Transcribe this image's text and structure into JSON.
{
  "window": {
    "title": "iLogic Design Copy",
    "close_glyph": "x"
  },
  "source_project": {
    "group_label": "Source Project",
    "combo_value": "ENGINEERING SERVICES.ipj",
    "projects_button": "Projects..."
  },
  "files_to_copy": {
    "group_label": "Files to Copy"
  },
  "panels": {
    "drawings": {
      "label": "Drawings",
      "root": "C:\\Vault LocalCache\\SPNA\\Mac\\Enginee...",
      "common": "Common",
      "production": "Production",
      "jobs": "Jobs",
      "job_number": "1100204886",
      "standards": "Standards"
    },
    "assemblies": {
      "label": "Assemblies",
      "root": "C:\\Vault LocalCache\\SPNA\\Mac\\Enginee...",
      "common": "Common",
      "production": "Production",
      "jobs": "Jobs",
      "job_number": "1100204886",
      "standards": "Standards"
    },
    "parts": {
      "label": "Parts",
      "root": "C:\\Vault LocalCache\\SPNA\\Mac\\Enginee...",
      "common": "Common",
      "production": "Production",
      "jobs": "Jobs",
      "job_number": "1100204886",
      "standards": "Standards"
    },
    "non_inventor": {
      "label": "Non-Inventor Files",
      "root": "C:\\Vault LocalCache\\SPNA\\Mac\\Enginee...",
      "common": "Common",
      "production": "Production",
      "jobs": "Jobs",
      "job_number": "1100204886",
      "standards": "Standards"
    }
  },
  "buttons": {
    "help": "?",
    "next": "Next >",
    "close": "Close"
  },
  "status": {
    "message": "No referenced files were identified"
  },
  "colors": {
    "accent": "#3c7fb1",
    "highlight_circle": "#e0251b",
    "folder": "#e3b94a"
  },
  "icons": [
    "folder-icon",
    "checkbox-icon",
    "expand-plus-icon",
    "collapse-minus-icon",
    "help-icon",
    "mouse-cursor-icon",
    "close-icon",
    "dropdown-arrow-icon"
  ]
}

** Exercise **
Retype all of the material, keeping each line exact.

** Exercise result **
Transcribe this image's text and structure into JSON.
{
  "window": {
    "title": "iLogic Design Copy",
    "close_glyph": "x"
  },
  "source_project": {
    "group_label": "Source Project",
    "combo_value": "ENGINEERING SERVICES.ipj",
    "projects_button": "Projects..."
  },
  "files_to_copy": {
    "group_label": "Files to Copy"
  },
  "panels": {
    "drawings": {
      "label": "Drawings",
      "root": "C:\\Vault LocalCache\\SPNA\\Mac\\Enginee...",
      "common": "Common",
      "production": "Production",
      "jobs": "Jobs",
      "job_number": "1100204886",
      "standards": "Standards"
    },
    "assemblies": {
      "label": "Assemblies",
      "root": "C:\\Vault LocalCache\\SPNA\\Mac\\Enginee...",
      "common": "Common",
      "production": "Production",
      "jobs": "Jobs",
      "job_number": "1100204886",
      "standards": "Standards"
    },
    "parts": {
      "label": "Parts",
      "root": "C:\\Vault LocalCache\\SPNA\\Mac\\Enginee...",
      "common": "Common",
      "production": "Production",
      "jobs": "Jobs",
      "job_number": "1100204886",
      "standards": "Standards"
    },
    "non_inventor": {
      "label": "Non-Inventor Files",
      "root": "C:\\Vault LocalCache\\SPNA\\Mac\\Enginee...",
      "common": "Common",
      "production": "Production",
      "jobs": "Jobs",
      "job_number": "1100204886",
      "standards": "Standards"
    }
  },
  "buttons": {
    "help": "?",
    "next": "Next >",
    "close": "Close"
  },
  "status": {
    "message": "No referenced files were identified"
  },
  "colors": {
    "accent": "#3c7fb1",
    "highlight_circle": "#e0251b",
    "folder": "#e3b94a"
  },
  "icons": [
    "folder-icon",
    "checkbox-icon",
    "expand-plus-icon",
    "collapse-minus-icon",
    "help-icon",
    "mouse-cursor-icon",
    "close-icon",
    "dropdown-arrow-icon"
  ]
}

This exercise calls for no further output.